Lines of data:
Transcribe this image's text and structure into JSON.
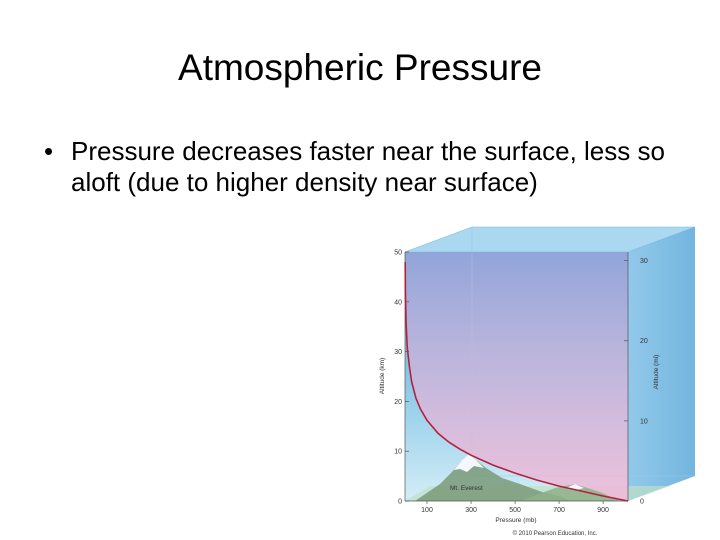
{
  "slide": {
    "title": "Atmospheric Pressure",
    "bullet_marker": "•",
    "bullet": "Pressure decreases faster near the surface, less so aloft (due to higher density near surface)"
  },
  "figure": {
    "left_axis_label": "Altitude (km)",
    "right_axis_label": "Altitude (mi)",
    "bottom_axis_label": "Pressure (mb)",
    "landmark_label": "Mt. Everest",
    "copyright": "© 2010 Pearson Education, Inc.",
    "left_ticks": [
      "50",
      "40",
      "30",
      "20",
      "10",
      "0"
    ],
    "right_ticks": [
      "30",
      "20",
      "10",
      "0"
    ],
    "bottom_ticks": [
      "100",
      "300",
      "500",
      "700",
      "900"
    ],
    "colors": {
      "sky_top": "#4f9fd6",
      "sky_bottom": "#cfeaf5",
      "pressure_fill": "#e7b8d6",
      "pressure_curve": "#b3213c",
      "mountain": "#7a9a78"
    }
  },
  "chart_data": {
    "type": "line",
    "title": "",
    "xlabel": "Pressure (mb)",
    "ylabel": "Altitude (km)",
    "y2label": "Altitude (mi)",
    "xlim": [
      0,
      1013
    ],
    "ylim": [
      0,
      50
    ],
    "x_ticks": [
      100,
      300,
      500,
      700,
      900
    ],
    "y_ticks": [
      0,
      10,
      20,
      30,
      40,
      50
    ],
    "y2_ticks": [
      0,
      10,
      20,
      30
    ],
    "annotations": [
      "Mt. Everest"
    ],
    "series": [
      {
        "x": [
          1013,
          900,
          800,
          700,
          600,
          500,
          400,
          300,
          250,
          200,
          150,
          100,
          70,
          50,
          30,
          20,
          10,
          5,
          2,
          1
        ],
        "y": [
          0,
          1,
          2,
          3,
          4.2,
          5.6,
          7.2,
          9.2,
          10.4,
          11.8,
          13.6,
          16.2,
          18.5,
          20.6,
          24,
          27,
          31,
          35.8,
          42,
          48
        ]
      }
    ]
  }
}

_Problem to work on_.
Reproduce the entries above word for word. Pictures stay out.

_Exercise response_.
Transcribe this image's text and structure into JSON.
{
  "slide": {
    "title": "Atmospheric Pressure",
    "bullet_marker": "•",
    "bullet": "Pressure decreases faster near the surface, less so aloft (due to higher density near surface)"
  },
  "figure": {
    "left_axis_label": "Altitude (km)",
    "right_axis_label": "Altitude (mi)",
    "bottom_axis_label": "Pressure (mb)",
    "landmark_label": "Mt. Everest",
    "copyright": "© 2010 Pearson Education, Inc.",
    "left_ticks": [
      "50",
      "40",
      "30",
      "20",
      "10",
      "0"
    ],
    "right_ticks": [
      "30",
      "20",
      "10",
      "0"
    ],
    "bottom_ticks": [
      "100",
      "300",
      "500",
      "700",
      "900"
    ],
    "colors": {
      "sky_top": "#4f9fd6",
      "sky_bottom": "#cfeaf5",
      "pressure_fill": "#e7b8d6",
      "pressure_curve": "#b3213c",
      "mountain": "#7a9a78"
    }
  },
  "chart_data": {
    "type": "line",
    "title": "",
    "xlabel": "Pressure (mb)",
    "ylabel": "Altitude (km)",
    "y2label": "Altitude (mi)",
    "xlim": [
      0,
      1013
    ],
    "ylim": [
      0,
      50
    ],
    "x_ticks": [
      100,
      300,
      500,
      700,
      900
    ],
    "y_ticks": [
      0,
      10,
      20,
      30,
      40,
      50
    ],
    "y2_ticks": [
      0,
      10,
      20,
      30
    ],
    "annotations": [
      "Mt. Everest"
    ],
    "series": [
      {
        "x": [
          1013,
          900,
          800,
          700,
          600,
          500,
          400,
          300,
          250,
          200,
          150,
          100,
          70,
          50,
          30,
          20,
          10,
          5,
          2,
          1
        ],
        "y": [
          0,
          1,
          2,
          3,
          4.2,
          5.6,
          7.2,
          9.2,
          10.4,
          11.8,
          13.6,
          16.2,
          18.5,
          20.6,
          24,
          27,
          31,
          35.8,
          42,
          48
        ]
      }
    ]
  }
}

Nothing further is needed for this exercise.